What to work on :: Search the entries below. Return every line that has "FUNCtion" in it.

(Stored data entries)

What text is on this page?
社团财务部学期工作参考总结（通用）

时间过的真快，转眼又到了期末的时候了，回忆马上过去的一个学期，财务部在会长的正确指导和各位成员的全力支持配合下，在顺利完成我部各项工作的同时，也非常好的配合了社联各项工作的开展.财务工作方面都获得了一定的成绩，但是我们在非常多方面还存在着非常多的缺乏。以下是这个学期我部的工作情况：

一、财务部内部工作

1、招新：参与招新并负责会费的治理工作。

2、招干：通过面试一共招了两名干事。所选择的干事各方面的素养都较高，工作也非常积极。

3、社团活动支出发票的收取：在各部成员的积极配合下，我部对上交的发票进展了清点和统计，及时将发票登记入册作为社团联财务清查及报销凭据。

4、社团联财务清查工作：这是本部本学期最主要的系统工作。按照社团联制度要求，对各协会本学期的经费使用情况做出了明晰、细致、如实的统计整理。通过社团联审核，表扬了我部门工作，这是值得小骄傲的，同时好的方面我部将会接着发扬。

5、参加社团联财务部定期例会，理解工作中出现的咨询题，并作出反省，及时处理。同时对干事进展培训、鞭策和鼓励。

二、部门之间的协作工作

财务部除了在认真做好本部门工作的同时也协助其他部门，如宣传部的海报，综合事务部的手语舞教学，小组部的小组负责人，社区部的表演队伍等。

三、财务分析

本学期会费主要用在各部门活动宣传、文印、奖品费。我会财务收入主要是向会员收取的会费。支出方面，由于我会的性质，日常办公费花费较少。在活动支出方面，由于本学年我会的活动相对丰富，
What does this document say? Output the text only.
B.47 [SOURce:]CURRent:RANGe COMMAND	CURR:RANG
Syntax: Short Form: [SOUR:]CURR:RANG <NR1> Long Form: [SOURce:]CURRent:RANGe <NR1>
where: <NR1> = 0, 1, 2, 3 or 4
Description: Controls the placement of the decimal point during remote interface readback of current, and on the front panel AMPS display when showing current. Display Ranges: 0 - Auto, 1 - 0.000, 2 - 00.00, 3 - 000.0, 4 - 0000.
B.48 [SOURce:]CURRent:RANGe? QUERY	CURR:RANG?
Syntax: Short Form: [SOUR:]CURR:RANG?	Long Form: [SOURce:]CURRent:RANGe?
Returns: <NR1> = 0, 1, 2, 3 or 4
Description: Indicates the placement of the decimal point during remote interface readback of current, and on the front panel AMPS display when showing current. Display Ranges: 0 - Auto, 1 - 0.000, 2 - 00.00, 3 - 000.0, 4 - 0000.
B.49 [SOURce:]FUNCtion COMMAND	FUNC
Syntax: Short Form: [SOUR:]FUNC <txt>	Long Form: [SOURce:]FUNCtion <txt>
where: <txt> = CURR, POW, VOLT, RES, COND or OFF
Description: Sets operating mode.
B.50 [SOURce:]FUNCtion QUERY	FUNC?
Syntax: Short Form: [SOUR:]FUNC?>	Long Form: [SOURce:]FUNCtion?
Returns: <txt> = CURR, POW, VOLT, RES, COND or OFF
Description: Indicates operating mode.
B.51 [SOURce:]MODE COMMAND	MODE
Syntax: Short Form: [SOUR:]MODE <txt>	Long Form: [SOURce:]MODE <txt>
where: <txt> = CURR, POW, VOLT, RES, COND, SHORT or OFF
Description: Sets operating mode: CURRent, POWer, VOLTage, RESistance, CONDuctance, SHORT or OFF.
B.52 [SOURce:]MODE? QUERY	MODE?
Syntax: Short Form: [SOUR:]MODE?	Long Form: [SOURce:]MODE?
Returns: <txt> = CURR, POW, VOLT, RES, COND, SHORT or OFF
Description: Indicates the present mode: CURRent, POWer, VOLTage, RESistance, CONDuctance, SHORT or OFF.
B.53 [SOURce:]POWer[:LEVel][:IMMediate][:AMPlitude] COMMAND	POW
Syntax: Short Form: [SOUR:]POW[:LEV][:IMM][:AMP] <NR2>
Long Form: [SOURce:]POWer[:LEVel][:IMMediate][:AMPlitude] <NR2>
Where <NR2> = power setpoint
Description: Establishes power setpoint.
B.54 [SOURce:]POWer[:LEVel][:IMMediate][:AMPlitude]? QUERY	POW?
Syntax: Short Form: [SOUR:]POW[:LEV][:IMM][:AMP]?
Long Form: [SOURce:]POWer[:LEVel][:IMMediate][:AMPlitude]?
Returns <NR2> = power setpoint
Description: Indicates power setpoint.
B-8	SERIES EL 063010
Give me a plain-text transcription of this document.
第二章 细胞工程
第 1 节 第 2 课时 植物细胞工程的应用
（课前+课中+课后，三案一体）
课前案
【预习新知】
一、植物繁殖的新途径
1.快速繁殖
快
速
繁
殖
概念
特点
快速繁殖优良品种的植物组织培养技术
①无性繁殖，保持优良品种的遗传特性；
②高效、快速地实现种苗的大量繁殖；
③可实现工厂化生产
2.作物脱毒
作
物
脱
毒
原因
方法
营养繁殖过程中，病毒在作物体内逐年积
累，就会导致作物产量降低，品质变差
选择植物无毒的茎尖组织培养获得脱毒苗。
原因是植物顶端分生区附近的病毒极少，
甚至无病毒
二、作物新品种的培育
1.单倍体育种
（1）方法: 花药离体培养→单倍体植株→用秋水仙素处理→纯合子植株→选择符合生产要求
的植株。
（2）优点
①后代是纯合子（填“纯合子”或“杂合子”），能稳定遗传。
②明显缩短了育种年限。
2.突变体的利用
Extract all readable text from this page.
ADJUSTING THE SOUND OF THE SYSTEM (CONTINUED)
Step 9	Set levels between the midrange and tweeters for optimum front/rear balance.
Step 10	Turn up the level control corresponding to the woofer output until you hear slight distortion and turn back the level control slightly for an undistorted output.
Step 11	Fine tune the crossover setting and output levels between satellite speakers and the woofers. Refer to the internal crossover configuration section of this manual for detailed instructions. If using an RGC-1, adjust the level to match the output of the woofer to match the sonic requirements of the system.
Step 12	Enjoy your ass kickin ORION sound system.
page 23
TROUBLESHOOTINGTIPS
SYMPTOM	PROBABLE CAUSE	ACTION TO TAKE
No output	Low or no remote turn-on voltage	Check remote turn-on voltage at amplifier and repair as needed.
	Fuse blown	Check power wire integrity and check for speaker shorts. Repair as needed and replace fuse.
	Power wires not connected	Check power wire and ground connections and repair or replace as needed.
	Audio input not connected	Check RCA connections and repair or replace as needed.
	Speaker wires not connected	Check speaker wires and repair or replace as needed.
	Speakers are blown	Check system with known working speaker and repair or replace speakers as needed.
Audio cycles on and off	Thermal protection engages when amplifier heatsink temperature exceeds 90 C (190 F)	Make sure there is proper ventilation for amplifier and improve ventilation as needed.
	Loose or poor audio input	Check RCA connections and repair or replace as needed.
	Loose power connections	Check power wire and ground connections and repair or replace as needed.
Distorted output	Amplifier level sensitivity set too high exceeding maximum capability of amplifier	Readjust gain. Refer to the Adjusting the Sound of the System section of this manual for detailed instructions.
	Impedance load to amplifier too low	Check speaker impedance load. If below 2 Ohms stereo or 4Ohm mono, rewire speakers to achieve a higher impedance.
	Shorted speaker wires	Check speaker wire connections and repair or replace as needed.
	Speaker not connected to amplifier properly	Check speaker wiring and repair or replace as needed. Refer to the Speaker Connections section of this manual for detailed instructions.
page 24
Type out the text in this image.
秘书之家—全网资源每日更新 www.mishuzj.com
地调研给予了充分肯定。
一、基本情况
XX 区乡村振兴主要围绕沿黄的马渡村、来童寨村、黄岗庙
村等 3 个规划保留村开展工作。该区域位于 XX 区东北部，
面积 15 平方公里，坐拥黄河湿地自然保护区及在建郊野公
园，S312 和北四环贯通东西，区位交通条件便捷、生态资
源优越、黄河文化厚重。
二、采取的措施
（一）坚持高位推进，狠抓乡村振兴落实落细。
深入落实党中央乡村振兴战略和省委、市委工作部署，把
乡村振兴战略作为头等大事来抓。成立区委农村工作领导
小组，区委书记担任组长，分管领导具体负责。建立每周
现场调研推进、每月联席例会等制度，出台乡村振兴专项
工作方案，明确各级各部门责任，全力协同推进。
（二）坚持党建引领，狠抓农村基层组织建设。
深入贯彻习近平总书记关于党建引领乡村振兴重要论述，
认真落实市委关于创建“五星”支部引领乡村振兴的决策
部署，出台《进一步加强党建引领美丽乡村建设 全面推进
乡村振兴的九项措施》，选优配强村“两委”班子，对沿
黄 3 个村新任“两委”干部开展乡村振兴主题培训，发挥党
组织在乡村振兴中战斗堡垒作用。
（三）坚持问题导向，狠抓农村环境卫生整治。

Answer for this exercise ::
B.49 [SOURce:]FUNCtion COMMAND	FUNC
Syntax: Short Form: [SOUR:]FUNC <txt>	Long Form: [SOURce:]FUNCtion <txt>
B.50 [SOURce:]FUNCtion QUERY	FUNC?
Syntax: Short Form: [SOUR:]FUNC?>	Long Form: [SOURce:]FUNCtion?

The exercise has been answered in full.